Exercise objective:
Show every line in the entries below where the word "anthro" appears.

Supplied entries:
※
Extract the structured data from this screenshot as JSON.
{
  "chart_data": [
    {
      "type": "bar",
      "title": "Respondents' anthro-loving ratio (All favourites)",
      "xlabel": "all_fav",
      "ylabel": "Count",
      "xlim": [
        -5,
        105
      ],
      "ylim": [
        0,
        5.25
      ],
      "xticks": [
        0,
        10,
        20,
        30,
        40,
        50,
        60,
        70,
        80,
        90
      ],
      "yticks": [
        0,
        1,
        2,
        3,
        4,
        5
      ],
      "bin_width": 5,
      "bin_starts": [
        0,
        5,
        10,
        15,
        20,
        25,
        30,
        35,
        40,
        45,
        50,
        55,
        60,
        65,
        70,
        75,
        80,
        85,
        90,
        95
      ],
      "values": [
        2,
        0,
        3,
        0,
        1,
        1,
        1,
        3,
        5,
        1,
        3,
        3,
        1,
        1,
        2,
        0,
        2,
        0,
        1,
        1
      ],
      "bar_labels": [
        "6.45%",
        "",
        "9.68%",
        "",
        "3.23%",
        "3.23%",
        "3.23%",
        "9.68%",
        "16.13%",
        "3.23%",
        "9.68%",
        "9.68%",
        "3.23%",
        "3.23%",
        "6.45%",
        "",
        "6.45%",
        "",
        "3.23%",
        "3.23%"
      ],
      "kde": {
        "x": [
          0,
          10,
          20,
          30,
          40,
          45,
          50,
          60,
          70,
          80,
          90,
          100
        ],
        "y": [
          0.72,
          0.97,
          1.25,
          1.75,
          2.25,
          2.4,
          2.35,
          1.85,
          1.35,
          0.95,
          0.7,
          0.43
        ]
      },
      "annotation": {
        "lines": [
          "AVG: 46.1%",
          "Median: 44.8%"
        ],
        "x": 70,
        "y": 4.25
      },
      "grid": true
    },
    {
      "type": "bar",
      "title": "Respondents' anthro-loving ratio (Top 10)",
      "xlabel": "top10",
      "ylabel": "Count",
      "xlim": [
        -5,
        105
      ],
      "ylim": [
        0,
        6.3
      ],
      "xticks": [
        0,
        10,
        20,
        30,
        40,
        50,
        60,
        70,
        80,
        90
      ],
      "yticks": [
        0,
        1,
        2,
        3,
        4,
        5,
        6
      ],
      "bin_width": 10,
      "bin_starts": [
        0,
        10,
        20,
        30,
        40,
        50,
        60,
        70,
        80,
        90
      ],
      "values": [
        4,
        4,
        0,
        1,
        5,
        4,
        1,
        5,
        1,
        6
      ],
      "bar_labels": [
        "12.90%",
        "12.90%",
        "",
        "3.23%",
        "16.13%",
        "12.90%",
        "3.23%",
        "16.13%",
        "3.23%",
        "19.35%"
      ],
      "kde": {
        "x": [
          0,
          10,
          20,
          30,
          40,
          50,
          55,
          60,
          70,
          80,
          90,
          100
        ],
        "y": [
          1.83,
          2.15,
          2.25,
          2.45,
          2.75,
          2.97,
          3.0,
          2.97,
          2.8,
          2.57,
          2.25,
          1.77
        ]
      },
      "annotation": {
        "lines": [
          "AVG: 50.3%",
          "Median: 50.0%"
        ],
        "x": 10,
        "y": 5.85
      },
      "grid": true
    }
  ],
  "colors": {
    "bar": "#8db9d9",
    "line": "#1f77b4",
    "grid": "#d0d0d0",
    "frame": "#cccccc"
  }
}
※
Problem solution:
      "title": "Respondents' anthro-loving ratio (All favourites)",
      "title": "Respondents' anthro-loving ratio (Top 10)",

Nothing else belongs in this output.